=== What you have to do ===
Reproduce the records below exactly as they appear, omitting any pictures they contain.

--------

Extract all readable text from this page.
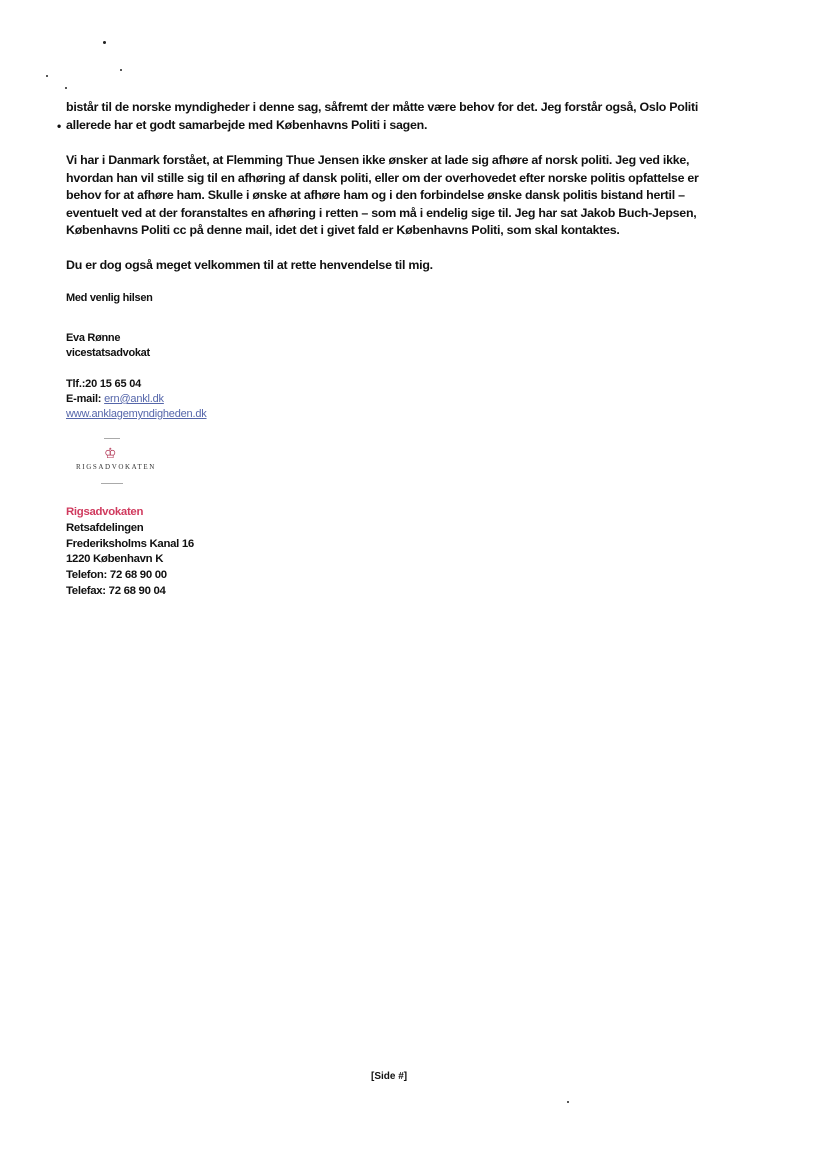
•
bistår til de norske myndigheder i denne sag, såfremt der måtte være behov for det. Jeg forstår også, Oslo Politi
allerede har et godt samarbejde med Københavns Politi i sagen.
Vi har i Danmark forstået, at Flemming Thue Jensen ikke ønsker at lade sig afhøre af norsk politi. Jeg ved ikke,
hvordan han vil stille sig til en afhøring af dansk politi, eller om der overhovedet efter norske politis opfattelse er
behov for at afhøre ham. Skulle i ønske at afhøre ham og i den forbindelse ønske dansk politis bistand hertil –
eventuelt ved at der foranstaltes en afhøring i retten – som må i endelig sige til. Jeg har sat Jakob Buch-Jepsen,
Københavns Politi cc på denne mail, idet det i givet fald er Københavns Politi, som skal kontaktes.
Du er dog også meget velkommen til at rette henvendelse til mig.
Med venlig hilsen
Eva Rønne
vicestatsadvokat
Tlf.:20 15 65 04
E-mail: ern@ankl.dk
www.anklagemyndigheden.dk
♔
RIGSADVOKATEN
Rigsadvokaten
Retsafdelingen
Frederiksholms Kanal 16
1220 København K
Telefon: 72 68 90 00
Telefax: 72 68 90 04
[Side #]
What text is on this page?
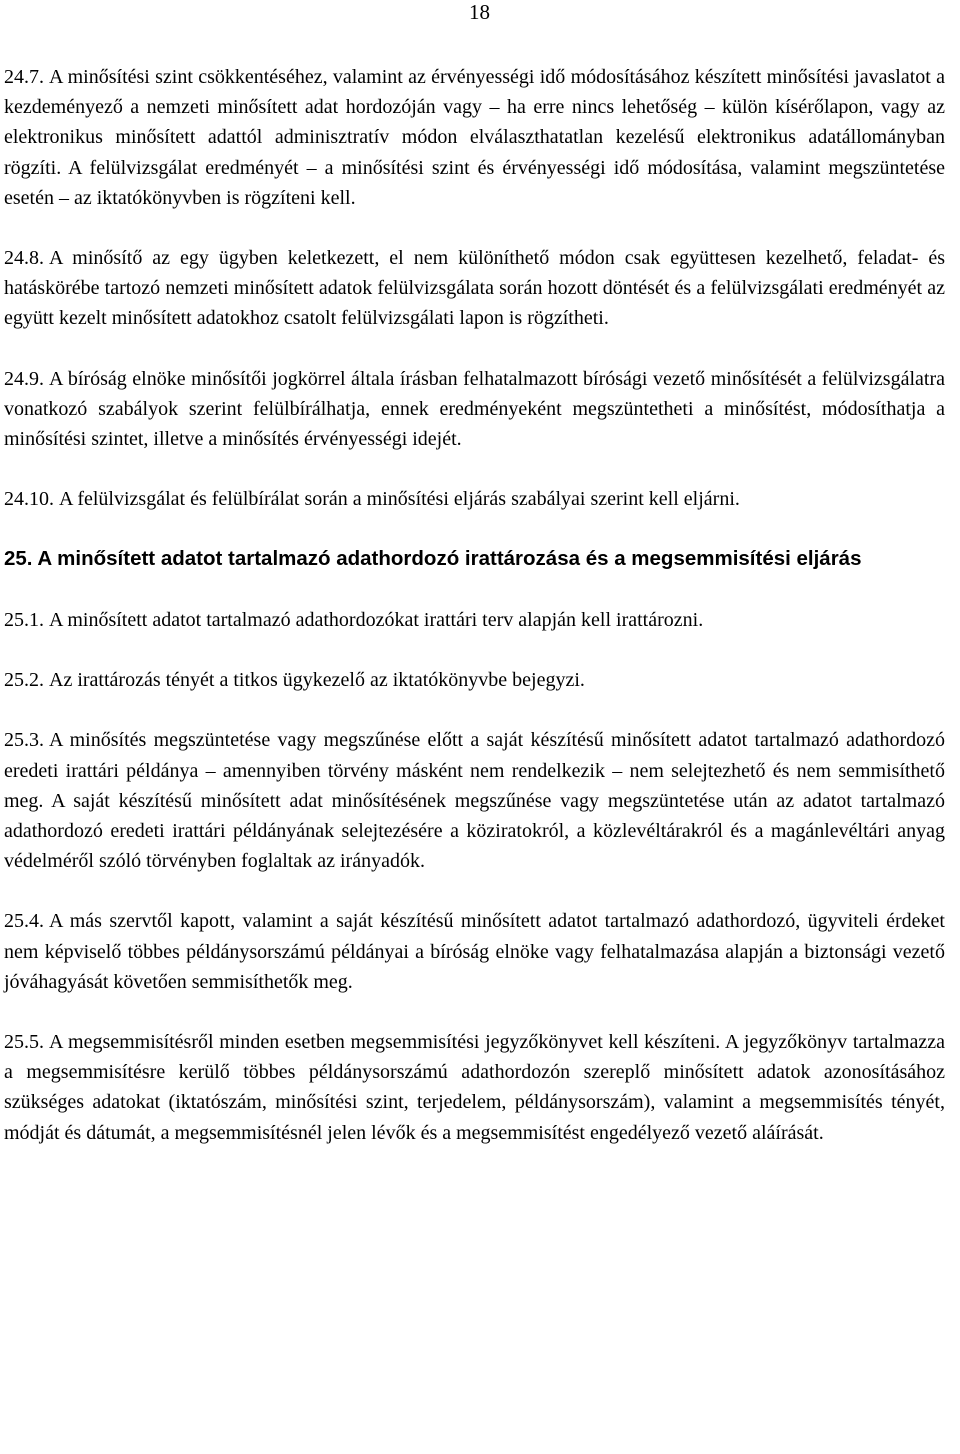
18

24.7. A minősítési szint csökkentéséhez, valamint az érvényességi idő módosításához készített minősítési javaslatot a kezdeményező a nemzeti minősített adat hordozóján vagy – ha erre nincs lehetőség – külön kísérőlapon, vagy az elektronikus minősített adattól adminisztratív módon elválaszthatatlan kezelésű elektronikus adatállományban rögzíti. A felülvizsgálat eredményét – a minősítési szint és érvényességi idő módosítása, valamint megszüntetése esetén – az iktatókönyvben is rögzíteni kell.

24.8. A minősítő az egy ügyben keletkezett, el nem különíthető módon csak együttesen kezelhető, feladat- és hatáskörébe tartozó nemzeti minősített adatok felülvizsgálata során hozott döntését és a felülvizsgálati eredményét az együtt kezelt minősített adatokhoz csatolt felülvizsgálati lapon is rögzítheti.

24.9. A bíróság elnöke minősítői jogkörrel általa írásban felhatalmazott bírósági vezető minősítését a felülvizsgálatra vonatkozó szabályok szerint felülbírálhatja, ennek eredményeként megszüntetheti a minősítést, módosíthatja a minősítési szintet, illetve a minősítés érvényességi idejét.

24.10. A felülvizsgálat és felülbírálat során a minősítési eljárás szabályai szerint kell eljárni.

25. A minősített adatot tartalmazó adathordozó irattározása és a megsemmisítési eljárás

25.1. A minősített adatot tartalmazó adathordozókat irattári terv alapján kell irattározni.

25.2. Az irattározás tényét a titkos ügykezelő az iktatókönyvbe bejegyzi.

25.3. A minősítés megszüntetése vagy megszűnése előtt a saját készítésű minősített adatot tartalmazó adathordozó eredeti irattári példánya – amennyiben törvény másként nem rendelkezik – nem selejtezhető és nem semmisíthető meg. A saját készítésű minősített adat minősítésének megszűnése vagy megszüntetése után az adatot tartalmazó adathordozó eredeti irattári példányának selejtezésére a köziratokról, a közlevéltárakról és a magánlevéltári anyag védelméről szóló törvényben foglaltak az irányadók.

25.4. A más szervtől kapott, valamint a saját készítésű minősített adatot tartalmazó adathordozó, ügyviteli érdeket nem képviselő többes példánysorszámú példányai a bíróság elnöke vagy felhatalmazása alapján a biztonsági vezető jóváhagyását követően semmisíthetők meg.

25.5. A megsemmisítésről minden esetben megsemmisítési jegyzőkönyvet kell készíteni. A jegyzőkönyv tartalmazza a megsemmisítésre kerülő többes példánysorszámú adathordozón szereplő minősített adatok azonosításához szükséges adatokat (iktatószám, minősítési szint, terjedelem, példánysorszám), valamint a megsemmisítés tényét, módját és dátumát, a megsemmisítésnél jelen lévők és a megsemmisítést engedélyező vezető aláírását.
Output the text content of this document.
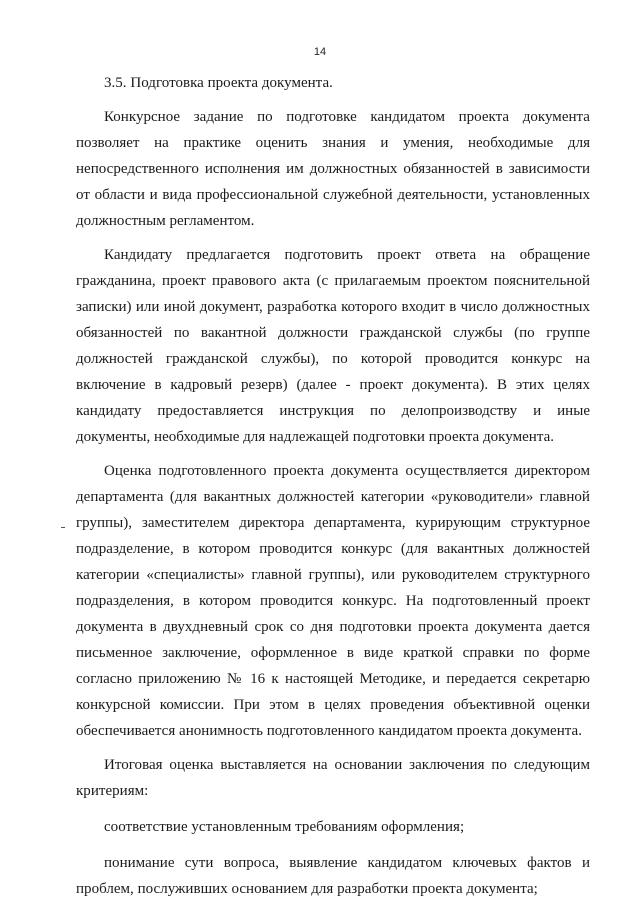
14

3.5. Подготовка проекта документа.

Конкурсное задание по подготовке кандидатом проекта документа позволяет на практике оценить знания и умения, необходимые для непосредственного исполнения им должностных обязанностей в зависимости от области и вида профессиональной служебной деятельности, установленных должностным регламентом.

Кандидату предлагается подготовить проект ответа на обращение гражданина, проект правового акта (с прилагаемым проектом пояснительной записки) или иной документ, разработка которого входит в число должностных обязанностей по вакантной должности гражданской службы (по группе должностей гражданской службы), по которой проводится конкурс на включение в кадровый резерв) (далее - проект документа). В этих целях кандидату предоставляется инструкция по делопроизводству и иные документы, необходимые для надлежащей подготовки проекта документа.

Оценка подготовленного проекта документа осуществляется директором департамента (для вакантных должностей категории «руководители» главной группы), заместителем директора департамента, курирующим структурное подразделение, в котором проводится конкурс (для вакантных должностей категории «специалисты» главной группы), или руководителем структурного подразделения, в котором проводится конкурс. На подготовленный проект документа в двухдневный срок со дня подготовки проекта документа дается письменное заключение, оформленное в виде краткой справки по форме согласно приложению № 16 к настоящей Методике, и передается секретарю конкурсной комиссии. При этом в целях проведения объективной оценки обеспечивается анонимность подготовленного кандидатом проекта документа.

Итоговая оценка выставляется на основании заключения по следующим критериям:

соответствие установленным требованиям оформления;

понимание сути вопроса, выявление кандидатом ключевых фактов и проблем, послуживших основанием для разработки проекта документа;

--------

=== Exercise answer ===
Extract all readable text from this page.
•
bistår til de norske myndigheder i denne sag, såfremt der måtte være behov for det. Jeg forstår også, Oslo Politi
allerede har et godt samarbejde med Københavns Politi i sagen.
Vi har i Danmark forstået, at Flemming Thue Jensen ikke ønsker at lade sig afhøre af norsk politi. Jeg ved ikke,
hvordan han vil stille sig til en afhøring af dansk politi, eller om der overhovedet efter norske politis opfattelse er
behov for at afhøre ham. Skulle i ønske at afhøre ham og i den forbindelse ønske dansk politis bistand hertil –
eventuelt ved at der foranstaltes en afhøring i retten – som må i endelig sige til. Jeg har sat Jakob Buch-Jepsen,
Københavns Politi cc på denne mail, idet det i givet fald er Københavns Politi, som skal kontaktes.
Du er dog også meget velkommen til at rette henvendelse til mig.
Med venlig hilsen
Eva Rønne
vicestatsadvokat
Tlf.:20 15 65 04
E-mail: ern@ankl.dk
www.anklagemyndigheden.dk
♔
RIGSADVOKATEN
Rigsadvokaten
Retsafdelingen
Frederiksholms Kanal 16
1220 København K
Telefon: 72 68 90 00
Telefax: 72 68 90 04
[Side #]
What text is on this page?
18

24.7. A minősítési szint csökkentéséhez, valamint az érvényességi idő módosításához készített minősítési javaslatot a kezdeményező a nemzeti minősített adat hordozóján vagy – ha erre nincs lehetőség – külön kísérőlapon, vagy az elektronikus minősített adattól adminisztratív módon elválaszthatatlan kezelésű elektronikus adatállományban rögzíti. A felülvizsgálat eredményét – a minősítési szint és érvényességi idő módosítása, valamint megszüntetése esetén – az iktatókönyvben is rögzíteni kell.

24.8. A minősítő az egy ügyben keletkezett, el nem különíthető módon csak együttesen kezelhető, feladat- és hatáskörébe tartozó nemzeti minősített adatok felülvizsgálata során hozott döntését és a felülvizsgálati eredményét az együtt kezelt minősített adatokhoz csatolt felülvizsgálati lapon is rögzítheti.

24.9. A bíróság elnöke minősítői jogkörrel általa írásban felhatalmazott bírósági vezető minősítését a felülvizsgálatra vonatkozó szabályok szerint felülbírálhatja, ennek eredményeként megszüntetheti a minősítést, módosíthatja a minősítési szintet, illetve a minősítés érvényességi idejét.

24.10. A felülvizsgálat és felülbírálat során a minősítési eljárás szabályai szerint kell eljárni.

25. A minősített adatot tartalmazó adathordozó irattározása és a megsemmisítési eljárás

25.1. A minősített adatot tartalmazó adathordozókat irattári terv alapján kell irattározni.

25.2. Az irattározás tényét a titkos ügykezelő az iktatókönyvbe bejegyzi.

25.3. A minősítés megszüntetése vagy megszűnése előtt a saját készítésű minősített adatot tartalmazó adathordozó eredeti irattári példánya – amennyiben törvény másként nem rendelkezik – nem selejtezhető és nem semmisíthető meg. A saját készítésű minősített adat minősítésének megszűnése vagy megszüntetése után az adatot tartalmazó adathordozó eredeti irattári példányának selejtezésére a köziratokról, a közlevéltárakról és a magánlevéltári anyag védelméről szóló törvényben foglaltak az irányadók.

25.4. A más szervtől kapott, valamint a saját készítésű minősített adatot tartalmazó adathordozó, ügyviteli érdeket nem képviselő többes példánysorszámú példányai a bíróság elnöke vagy felhatalmazása alapján a biztonsági vezető jóváhagyását követően semmisíthetők meg.

25.5. A megsemmisítésről minden esetben megsemmisítési jegyzőkönyvet kell készíteni. A jegyzőkönyv tartalmazza a megsemmisítésre kerülő többes példánysorszámú adathordozón szereplő minősített adatok azonosításához szükséges adatokat (iktatószám, minősítési szint, terjedelem, példánysorszám), valamint a megsemmisítés tényét, módját és dátumát, a megsemmisítésnél jelen lévők és a megsemmisítést engedélyező vezető aláírását.
Output the text content of this document.
14

3.5. Подготовка проекта документа.

Конкурсное задание по подготовке кандидатом проекта документа позволяет на практике оценить знания и умения, необходимые для непосредственного исполнения им должностных обязанностей в зависимости от области и вида профессиональной служебной деятельности, установленных должностным регламентом.

Кандидату предлагается подготовить проект ответа на обращение гражданина, проект правового акта (с прилагаемым проектом пояснительной записки) или иной документ, разработка которого входит в число должностных обязанностей по вакантной должности гражданской службы (по группе должностей гражданской службы), по которой проводится конкурс на включение в кадровый резерв) (далее - проект документа). В этих целях кандидату предоставляется инструкция по делопроизводству и иные документы, необходимые для надлежащей подготовки проекта документа.

Оценка подготовленного проекта документа осуществляется директором департамента (для вакантных должностей категории «руководители» главной группы), заместителем директора департамента, курирующим структурное подразделение, в котором проводится конкурс (для вакантных должностей категории «специалисты» главной группы), или руководителем структурного подразделения, в котором проводится конкурс. На подготовленный проект документа в двухдневный срок со дня подготовки проекта документа дается письменное заключение, оформленное в виде краткой справки по форме согласно приложению № 16 к настоящей Методике, и передается секретарю конкурсной комиссии. При этом в целях проведения объективной оценки обеспечивается анонимность подготовленного кандидатом проекта документа.

Итоговая оценка выставляется на основании заключения по следующим критериям:

соответствие установленным требованиям оформления;

понимание сути вопроса, выявление кандидатом ключевых фактов и проблем, послуживших основанием для разработки проекта документа;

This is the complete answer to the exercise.